WHAT YOU WILL DO
Copy every line that mentions the word "Wind".

[Structured figure records]
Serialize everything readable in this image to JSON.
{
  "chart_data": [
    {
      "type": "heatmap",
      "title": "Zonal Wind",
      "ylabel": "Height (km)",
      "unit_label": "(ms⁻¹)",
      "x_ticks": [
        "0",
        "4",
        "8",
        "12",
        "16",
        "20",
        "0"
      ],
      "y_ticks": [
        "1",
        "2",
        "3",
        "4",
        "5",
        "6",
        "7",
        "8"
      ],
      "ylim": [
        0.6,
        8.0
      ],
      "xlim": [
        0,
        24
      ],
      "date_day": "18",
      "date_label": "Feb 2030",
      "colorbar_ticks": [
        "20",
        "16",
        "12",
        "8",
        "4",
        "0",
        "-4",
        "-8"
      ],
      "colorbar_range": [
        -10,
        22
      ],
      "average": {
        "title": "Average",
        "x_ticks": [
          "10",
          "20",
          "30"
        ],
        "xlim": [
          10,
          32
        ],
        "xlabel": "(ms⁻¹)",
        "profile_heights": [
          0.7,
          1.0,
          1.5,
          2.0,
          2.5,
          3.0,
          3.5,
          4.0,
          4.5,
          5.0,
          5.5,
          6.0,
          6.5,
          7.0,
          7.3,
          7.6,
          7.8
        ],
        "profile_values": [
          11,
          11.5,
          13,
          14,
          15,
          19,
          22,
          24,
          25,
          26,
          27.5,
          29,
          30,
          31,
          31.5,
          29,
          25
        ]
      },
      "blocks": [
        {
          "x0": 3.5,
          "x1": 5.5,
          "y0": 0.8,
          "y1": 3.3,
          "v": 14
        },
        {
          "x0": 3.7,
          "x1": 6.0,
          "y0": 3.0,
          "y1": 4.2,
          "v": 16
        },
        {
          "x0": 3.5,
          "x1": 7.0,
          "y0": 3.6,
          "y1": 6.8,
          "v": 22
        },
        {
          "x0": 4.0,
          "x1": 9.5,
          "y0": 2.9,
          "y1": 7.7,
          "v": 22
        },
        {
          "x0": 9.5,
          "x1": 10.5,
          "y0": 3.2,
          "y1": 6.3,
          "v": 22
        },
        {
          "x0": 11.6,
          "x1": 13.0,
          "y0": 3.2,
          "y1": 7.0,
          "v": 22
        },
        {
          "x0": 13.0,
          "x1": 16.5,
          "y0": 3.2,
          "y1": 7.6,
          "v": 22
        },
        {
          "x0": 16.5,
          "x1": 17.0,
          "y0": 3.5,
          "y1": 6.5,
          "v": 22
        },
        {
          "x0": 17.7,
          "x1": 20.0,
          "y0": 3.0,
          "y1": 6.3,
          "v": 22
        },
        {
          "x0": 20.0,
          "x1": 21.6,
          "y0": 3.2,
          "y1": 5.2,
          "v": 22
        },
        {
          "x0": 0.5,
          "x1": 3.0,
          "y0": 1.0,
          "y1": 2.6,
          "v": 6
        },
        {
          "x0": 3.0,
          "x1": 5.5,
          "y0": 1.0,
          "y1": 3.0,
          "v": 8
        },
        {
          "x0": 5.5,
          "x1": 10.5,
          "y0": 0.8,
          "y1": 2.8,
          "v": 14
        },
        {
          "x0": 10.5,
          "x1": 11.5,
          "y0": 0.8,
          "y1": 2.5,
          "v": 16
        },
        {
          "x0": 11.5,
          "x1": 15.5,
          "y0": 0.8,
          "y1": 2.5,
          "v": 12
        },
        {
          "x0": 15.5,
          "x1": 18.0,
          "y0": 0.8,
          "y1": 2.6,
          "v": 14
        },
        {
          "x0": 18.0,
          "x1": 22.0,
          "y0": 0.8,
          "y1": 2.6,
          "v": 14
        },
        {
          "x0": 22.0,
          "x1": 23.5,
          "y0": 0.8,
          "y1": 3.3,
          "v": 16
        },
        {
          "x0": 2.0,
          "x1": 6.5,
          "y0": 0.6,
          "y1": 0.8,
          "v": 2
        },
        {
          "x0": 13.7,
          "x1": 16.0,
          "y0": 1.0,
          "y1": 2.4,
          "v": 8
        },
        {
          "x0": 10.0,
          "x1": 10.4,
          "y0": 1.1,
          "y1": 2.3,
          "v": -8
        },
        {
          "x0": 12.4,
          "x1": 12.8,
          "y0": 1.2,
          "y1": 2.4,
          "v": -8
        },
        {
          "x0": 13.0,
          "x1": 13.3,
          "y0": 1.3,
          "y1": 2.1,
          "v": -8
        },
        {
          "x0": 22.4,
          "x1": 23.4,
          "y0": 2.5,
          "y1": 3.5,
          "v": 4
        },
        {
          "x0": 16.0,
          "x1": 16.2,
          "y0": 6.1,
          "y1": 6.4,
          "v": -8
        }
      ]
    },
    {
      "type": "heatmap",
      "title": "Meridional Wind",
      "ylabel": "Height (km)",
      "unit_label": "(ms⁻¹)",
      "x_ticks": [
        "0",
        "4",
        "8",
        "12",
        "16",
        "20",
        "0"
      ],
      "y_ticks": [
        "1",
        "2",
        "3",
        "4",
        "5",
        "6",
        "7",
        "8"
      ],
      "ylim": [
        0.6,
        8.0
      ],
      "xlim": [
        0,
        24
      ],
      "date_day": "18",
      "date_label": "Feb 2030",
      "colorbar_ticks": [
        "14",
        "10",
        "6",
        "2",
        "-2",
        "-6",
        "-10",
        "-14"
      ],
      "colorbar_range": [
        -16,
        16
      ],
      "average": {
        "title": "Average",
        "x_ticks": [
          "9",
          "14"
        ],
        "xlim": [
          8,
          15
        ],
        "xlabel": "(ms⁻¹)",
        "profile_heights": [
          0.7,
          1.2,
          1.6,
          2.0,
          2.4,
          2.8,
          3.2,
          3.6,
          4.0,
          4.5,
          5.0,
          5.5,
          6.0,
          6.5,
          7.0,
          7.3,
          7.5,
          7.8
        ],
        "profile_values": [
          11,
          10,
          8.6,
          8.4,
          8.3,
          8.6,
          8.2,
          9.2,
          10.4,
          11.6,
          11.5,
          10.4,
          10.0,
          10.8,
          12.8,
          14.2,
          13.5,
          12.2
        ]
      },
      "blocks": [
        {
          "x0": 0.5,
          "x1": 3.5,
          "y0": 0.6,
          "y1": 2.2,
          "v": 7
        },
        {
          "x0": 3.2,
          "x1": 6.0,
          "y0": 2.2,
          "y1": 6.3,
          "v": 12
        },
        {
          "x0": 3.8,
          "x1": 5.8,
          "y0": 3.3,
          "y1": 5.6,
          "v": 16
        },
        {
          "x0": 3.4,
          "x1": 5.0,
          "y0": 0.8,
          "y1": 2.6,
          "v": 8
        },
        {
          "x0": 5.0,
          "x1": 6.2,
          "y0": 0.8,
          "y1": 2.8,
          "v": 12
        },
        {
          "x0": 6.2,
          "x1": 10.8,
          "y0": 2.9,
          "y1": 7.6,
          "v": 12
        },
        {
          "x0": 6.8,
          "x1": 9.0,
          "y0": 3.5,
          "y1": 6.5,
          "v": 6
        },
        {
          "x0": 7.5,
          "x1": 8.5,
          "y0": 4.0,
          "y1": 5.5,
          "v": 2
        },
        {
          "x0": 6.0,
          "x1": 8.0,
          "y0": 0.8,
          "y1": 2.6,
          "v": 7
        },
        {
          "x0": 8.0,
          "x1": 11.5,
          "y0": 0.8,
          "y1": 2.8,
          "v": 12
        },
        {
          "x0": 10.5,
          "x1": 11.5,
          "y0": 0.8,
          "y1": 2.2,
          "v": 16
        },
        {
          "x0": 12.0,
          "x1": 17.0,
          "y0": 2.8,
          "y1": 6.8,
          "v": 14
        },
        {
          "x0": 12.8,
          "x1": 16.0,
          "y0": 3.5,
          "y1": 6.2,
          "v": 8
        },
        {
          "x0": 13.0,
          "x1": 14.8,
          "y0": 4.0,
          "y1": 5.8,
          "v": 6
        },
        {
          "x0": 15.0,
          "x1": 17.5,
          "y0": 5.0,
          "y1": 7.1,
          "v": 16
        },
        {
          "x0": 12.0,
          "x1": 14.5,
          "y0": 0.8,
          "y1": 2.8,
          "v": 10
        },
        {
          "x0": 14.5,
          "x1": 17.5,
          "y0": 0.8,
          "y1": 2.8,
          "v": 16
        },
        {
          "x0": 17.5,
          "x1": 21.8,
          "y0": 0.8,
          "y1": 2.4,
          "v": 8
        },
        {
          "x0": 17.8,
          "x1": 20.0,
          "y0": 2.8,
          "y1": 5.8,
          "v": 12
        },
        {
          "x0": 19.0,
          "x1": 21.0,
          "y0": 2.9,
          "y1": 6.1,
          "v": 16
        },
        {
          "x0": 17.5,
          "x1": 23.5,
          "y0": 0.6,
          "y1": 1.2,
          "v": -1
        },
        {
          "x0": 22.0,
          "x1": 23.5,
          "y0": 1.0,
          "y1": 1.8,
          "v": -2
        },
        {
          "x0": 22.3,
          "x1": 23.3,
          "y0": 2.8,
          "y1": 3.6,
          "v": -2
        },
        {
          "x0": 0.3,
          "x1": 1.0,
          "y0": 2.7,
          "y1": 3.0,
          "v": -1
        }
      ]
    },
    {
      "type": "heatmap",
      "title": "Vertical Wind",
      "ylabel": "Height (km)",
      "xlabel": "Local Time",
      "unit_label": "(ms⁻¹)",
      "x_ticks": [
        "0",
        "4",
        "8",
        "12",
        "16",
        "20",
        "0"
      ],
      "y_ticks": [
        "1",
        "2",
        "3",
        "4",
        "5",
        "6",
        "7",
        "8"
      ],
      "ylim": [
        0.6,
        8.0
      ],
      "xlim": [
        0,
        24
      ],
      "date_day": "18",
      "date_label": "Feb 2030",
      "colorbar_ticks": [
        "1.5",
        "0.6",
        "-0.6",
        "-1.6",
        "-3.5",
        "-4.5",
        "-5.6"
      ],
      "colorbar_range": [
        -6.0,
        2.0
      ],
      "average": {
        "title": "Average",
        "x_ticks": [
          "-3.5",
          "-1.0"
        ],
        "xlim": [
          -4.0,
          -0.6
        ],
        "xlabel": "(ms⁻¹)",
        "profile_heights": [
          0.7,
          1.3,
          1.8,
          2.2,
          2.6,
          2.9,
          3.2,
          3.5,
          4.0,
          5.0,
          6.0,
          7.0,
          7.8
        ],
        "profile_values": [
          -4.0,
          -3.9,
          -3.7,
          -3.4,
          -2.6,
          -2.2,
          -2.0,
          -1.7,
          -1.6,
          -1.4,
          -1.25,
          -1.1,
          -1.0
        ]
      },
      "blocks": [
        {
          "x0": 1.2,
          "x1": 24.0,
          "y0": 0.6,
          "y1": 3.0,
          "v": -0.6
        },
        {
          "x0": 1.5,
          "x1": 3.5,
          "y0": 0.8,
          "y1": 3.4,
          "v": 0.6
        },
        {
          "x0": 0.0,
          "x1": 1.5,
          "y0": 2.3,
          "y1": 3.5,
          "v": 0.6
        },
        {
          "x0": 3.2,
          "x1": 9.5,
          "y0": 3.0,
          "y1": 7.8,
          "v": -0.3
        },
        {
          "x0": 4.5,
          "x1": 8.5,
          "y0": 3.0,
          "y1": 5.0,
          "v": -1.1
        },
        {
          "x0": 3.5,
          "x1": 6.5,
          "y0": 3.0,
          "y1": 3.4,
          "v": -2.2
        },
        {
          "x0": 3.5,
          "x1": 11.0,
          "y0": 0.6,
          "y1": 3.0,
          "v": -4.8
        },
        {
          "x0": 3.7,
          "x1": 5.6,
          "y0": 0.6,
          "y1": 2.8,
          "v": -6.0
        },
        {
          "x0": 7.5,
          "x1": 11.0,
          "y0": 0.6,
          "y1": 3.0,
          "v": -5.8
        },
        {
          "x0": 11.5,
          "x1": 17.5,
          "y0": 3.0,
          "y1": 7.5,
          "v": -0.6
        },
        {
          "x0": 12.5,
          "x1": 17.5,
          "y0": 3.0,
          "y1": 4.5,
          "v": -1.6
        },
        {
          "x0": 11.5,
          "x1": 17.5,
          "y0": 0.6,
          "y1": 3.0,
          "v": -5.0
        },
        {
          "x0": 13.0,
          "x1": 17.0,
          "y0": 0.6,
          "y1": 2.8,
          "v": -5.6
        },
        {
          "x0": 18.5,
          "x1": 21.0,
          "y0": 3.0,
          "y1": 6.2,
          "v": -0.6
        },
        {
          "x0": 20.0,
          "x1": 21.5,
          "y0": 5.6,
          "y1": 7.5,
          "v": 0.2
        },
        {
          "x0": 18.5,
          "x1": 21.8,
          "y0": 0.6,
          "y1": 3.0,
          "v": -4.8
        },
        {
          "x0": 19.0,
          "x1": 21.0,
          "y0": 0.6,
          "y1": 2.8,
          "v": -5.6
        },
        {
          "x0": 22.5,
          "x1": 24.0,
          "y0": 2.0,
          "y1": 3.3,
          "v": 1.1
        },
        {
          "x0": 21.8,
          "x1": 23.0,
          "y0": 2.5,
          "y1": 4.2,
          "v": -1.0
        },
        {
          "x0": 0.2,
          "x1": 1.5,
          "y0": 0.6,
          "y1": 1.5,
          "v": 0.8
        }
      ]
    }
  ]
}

EXERCISE ANSWER
      "title": "Zonal Wind",
      "title": "Meridional Wind",
      "title": "Vertical Wind",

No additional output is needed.